> _WHAT YOU SHOULD DO_: Your task is to retype each line of the data below exactly.

━━━━━━━━━━━━━━━━━━━━━━━━━━━━━━

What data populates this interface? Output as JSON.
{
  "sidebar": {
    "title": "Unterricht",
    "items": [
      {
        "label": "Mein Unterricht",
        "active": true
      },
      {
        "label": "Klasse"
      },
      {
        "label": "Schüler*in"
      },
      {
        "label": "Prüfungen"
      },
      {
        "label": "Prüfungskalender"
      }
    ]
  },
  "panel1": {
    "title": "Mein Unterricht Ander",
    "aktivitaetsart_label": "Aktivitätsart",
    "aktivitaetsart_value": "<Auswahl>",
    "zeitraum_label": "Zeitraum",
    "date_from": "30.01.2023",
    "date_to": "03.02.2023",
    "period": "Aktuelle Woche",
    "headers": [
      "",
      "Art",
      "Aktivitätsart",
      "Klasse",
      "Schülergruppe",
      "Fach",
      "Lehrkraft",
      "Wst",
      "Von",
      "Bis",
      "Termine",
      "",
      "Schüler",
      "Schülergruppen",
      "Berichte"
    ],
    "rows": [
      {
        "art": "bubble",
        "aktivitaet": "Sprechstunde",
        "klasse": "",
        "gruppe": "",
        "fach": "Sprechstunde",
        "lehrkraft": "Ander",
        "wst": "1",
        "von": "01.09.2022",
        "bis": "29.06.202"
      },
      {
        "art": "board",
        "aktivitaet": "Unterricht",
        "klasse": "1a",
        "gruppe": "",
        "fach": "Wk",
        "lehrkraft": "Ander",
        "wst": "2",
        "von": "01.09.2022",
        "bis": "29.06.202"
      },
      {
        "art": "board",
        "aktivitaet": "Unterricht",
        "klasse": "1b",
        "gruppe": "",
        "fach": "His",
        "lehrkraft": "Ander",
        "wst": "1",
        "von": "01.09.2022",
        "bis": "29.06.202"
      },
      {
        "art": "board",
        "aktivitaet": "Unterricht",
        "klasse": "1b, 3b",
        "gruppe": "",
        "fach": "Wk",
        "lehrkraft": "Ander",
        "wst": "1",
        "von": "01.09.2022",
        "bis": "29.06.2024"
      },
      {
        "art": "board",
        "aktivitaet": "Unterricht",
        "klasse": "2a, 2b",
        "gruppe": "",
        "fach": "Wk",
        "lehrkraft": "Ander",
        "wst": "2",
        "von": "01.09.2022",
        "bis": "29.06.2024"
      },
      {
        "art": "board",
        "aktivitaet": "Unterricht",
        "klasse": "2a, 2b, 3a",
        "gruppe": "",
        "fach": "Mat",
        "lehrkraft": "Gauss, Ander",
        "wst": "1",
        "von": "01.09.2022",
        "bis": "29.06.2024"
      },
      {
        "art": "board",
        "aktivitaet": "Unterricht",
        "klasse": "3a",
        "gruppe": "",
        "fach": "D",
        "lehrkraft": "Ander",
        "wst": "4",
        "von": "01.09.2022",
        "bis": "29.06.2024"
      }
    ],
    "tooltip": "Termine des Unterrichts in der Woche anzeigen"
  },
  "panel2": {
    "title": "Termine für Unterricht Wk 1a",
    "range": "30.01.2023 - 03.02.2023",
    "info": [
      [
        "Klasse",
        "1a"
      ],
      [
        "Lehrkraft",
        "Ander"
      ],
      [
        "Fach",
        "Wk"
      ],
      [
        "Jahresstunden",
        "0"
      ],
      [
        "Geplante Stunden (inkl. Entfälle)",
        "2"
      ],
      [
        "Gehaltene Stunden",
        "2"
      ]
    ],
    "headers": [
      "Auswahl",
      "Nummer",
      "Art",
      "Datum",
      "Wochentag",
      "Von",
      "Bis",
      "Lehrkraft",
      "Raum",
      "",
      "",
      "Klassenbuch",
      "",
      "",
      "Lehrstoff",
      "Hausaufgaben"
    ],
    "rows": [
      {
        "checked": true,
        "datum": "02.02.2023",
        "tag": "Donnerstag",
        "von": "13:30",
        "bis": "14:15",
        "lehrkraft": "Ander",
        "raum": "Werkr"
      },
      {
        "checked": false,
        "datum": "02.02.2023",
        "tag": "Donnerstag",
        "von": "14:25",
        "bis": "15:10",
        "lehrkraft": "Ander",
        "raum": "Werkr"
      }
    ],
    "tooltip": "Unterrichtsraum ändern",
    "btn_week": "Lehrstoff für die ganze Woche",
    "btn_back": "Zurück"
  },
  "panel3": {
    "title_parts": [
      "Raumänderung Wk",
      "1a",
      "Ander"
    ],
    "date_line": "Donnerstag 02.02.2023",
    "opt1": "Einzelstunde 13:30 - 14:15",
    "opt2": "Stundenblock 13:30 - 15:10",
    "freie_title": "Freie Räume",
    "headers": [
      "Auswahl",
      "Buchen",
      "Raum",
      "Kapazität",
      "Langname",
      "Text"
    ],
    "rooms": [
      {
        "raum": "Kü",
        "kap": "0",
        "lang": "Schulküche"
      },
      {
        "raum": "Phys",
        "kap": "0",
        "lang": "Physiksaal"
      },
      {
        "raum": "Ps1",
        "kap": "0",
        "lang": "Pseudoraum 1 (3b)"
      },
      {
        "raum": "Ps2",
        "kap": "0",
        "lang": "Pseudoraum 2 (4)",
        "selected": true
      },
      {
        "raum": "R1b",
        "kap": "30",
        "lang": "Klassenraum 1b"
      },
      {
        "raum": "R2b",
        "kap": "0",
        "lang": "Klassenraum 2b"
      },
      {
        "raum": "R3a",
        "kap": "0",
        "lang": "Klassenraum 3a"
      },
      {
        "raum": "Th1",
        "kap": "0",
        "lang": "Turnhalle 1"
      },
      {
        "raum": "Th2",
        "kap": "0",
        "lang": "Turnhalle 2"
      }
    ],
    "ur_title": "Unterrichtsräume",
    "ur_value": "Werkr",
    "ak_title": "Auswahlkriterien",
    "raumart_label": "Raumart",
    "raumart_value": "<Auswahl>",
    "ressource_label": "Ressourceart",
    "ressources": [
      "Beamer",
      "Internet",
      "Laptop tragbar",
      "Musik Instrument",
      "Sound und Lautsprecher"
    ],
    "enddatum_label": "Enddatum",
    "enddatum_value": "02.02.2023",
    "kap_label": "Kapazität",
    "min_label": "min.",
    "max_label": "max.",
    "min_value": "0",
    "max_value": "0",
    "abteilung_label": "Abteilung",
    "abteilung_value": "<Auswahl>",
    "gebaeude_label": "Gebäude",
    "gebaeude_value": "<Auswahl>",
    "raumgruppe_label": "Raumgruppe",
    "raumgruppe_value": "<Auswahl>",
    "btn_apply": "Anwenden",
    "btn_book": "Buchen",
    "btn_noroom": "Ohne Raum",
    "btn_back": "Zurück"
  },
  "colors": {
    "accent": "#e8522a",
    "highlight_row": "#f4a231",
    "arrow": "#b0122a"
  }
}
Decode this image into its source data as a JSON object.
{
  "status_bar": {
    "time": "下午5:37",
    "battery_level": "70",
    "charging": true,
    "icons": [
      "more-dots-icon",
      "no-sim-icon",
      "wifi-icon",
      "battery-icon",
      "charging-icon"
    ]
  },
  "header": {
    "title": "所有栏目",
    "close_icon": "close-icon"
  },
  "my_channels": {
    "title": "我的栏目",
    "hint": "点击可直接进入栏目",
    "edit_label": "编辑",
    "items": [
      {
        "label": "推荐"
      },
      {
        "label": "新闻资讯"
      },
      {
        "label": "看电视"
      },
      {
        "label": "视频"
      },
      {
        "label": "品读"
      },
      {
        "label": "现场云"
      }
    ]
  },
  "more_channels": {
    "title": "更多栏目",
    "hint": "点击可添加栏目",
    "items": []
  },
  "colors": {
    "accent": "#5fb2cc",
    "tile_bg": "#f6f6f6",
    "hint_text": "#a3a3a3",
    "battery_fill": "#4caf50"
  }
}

━━━━━━━━━━━━━━━━━━━━━━━━━━━━━━

> _RESPONSE BELOW_:
What data populates this interface? Output as JSON.
{
  "sidebar": {
    "title": "Unterricht",
    "items": [
      {
        "label": "Mein Unterricht",
        "active": true
      },
      {
        "label": "Klasse"
      },
      {
        "label": "Schüler*in"
      },
      {
        "label": "Prüfungen"
      },
      {
        "label": "Prüfungskalender"
      }
    ]
  },
  "panel1": {
    "title": "Mein Unterricht Ander",
    "aktivitaetsart_label": "Aktivitätsart",
    "aktivitaetsart_value": "<Auswahl>",
    "zeitraum_label": "Zeitraum",
    "date_from": "30.01.2023",
    "date_to": "03.02.2023",
    "period": "Aktuelle Woche",
    "headers": [
      "",
      "Art",
      "Aktivitätsart",
      "Klasse",
      "Schülergruppe",
      "Fach",
      "Lehrkraft",
      "Wst",
      "Von",
      "Bis",
      "Termine",
      "",
      "Schüler",
      "Schülergruppen",
      "Berichte"
    ],
    "rows": [
      {
        "art": "bubble",
        "aktivitaet": "Sprechstunde",
        "klasse": "",
        "gruppe": "",
        "fach": "Sprechstunde",
        "lehrkraft": "Ander",
        "wst": "1",
        "von": "01.09.2022",
        "bis": "29.06.202"
      },
      {
        "art": "board",
        "aktivitaet": "Unterricht",
        "klasse": "1a",
        "gruppe": "",
        "fach": "Wk",
        "lehrkraft": "Ander",
        "wst": "2",
        "von": "01.09.2022",
        "bis": "29.06.202"
      },
      {
        "art": "board",
        "aktivitaet": "Unterricht",
        "klasse": "1b",
        "gruppe": "",
        "fach": "His",
        "lehrkraft": "Ander",
        "wst": "1",
        "von": "01.09.2022",
        "bis": "29.06.202"
      },
      {
        "art": "board",
        "aktivitaet": "Unterricht",
        "klasse": "1b, 3b",
        "gruppe": "",
        "fach": "Wk",
        "lehrkraft": "Ander",
        "wst": "1",
        "von": "01.09.2022",
        "bis": "29.06.2024"
      },
      {
        "art": "board",
        "aktivitaet": "Unterricht",
        "klasse": "2a, 2b",
        "gruppe": "",
        "fach": "Wk",
        "lehrkraft": "Ander",
        "wst": "2",
        "von": "01.09.2022",
        "bis": "29.06.2024"
      },
      {
        "art": "board",
        "aktivitaet": "Unterricht",
        "klasse": "2a, 2b, 3a",
        "gruppe": "",
        "fach": "Mat",
        "lehrkraft": "Gauss, Ander",
        "wst": "1",
        "von": "01.09.2022",
        "bis": "29.06.2024"
      },
      {
        "art": "board",
        "aktivitaet": "Unterricht",
        "klasse": "3a",
        "gruppe": "",
        "fach": "D",
        "lehrkraft": "Ander",
        "wst": "4",
        "von": "01.09.2022",
        "bis": "29.06.2024"
      }
    ],
    "tooltip": "Termine des Unterrichts in der Woche anzeigen"
  },
  "panel2": {
    "title": "Termine für Unterricht Wk 1a",
    "range": "30.01.2023 - 03.02.2023",
    "info": [
      [
        "Klasse",
        "1a"
      ],
      [
        "Lehrkraft",
        "Ander"
      ],
      [
        "Fach",
        "Wk"
      ],
      [
        "Jahresstunden",
        "0"
      ],
      [
        "Geplante Stunden (inkl. Entfälle)",
        "2"
      ],
      [
        "Gehaltene Stunden",
        "2"
      ]
    ],
    "headers": [
      "Auswahl",
      "Nummer",
      "Art",
      "Datum",
      "Wochentag",
      "Von",
      "Bis",
      "Lehrkraft",
      "Raum",
      "",
      "",
      "Klassenbuch",
      "",
      "",
      "Lehrstoff",
      "Hausaufgaben"
    ],
    "rows": [
      {
        "checked": true,
        "datum": "02.02.2023",
        "tag": "Donnerstag",
        "von": "13:30",
        "bis": "14:15",
        "lehrkraft": "Ander",
        "raum": "Werkr"
      },
      {
        "checked": false,
        "datum": "02.02.2023",
        "tag": "Donnerstag",
        "von": "14:25",
        "bis": "15:10",
        "lehrkraft": "Ander",
        "raum": "Werkr"
      }
    ],
    "tooltip": "Unterrichtsraum ändern",
    "btn_week": "Lehrstoff für die ganze Woche",
    "btn_back": "Zurück"
  },
  "panel3": {
    "title_parts": [
      "Raumänderung Wk",
      "1a",
      "Ander"
    ],
    "date_line": "Donnerstag 02.02.2023",
    "opt1": "Einzelstunde 13:30 - 14:15",
    "opt2": "Stundenblock 13:30 - 15:10",
    "freie_title": "Freie Räume",
    "headers": [
      "Auswahl",
      "Buchen",
      "Raum",
      "Kapazität",
      "Langname",
      "Text"
    ],
    "rooms": [
      {
        "raum": "Kü",
        "kap": "0",
        "lang": "Schulküche"
      },
      {
        "raum": "Phys",
        "kap": "0",
        "lang": "Physiksaal"
      },
      {
        "raum": "Ps1",
        "kap": "0",
        "lang": "Pseudoraum 1 (3b)"
      },
      {
        "raum": "Ps2",
        "kap": "0",
        "lang": "Pseudoraum 2 (4)",
        "selected": true
      },
      {
        "raum": "R1b",
        "kap": "30",
        "lang": "Klassenraum 1b"
      },
      {
        "raum": "R2b",
        "kap": "0",
        "lang": "Klassenraum 2b"
      },
      {
        "raum": "R3a",
        "kap": "0",
        "lang": "Klassenraum 3a"
      },
      {
        "raum": "Th1",
        "kap": "0",
        "lang": "Turnhalle 1"
      },
      {
        "raum": "Th2",
        "kap": "0",
        "lang": "Turnhalle 2"
      }
    ],
    "ur_title": "Unterrichtsräume",
    "ur_value": "Werkr",
    "ak_title": "Auswahlkriterien",
    "raumart_label": "Raumart",
    "raumart_value": "<Auswahl>",
    "ressource_label": "Ressourceart",
    "ressources": [
      "Beamer",
      "Internet",
      "Laptop tragbar",
      "Musik Instrument",
      "Sound und Lautsprecher"
    ],
    "enddatum_label": "Enddatum",
    "enddatum_value": "02.02.2023",
    "kap_label": "Kapazität",
    "min_label": "min.",
    "max_label": "max.",
    "min_value": "0",
    "max_value": "0",
    "abteilung_label": "Abteilung",
    "abteilung_value": "<Auswahl>",
    "gebaeude_label": "Gebäude",
    "gebaeude_value": "<Auswahl>",
    "raumgruppe_label": "Raumgruppe",
    "raumgruppe_value": "<Auswahl>",
    "btn_apply": "Anwenden",
    "btn_book": "Buchen",
    "btn_noroom": "Ohne Raum",
    "btn_back": "Zurück"
  },
  "colors": {
    "accent": "#e8522a",
    "highlight_row": "#f4a231",
    "arrow": "#b0122a"
  }
}
Decode this image into its source data as a JSON object.
{
  "status_bar": {
    "time": "下午5:37",
    "battery_level": "70",
    "charging": true,
    "icons": [
      "more-dots-icon",
      "no-sim-icon",
      "wifi-icon",
      "battery-icon",
      "charging-icon"
    ]
  },
  "header": {
    "title": "所有栏目",
    "close_icon": "close-icon"
  },
  "my_channels": {
    "title": "我的栏目",
    "hint": "点击可直接进入栏目",
    "edit_label": "编辑",
    "items": [
      {
        "label": "推荐"
      },
      {
        "label": "新闻资讯"
      },
      {
        "label": "看电视"
      },
      {
        "label": "视频"
      },
      {
        "label": "品读"
      },
      {
        "label": "现场云"
      }
    ]
  },
  "more_channels": {
    "title": "更多栏目",
    "hint": "点击可添加栏目",
    "items": []
  },
  "colors": {
    "accent": "#5fb2cc",
    "tile_bg": "#f6f6f6",
    "hint_text": "#a3a3a3",
    "battery_fill": "#4caf50"
  }
}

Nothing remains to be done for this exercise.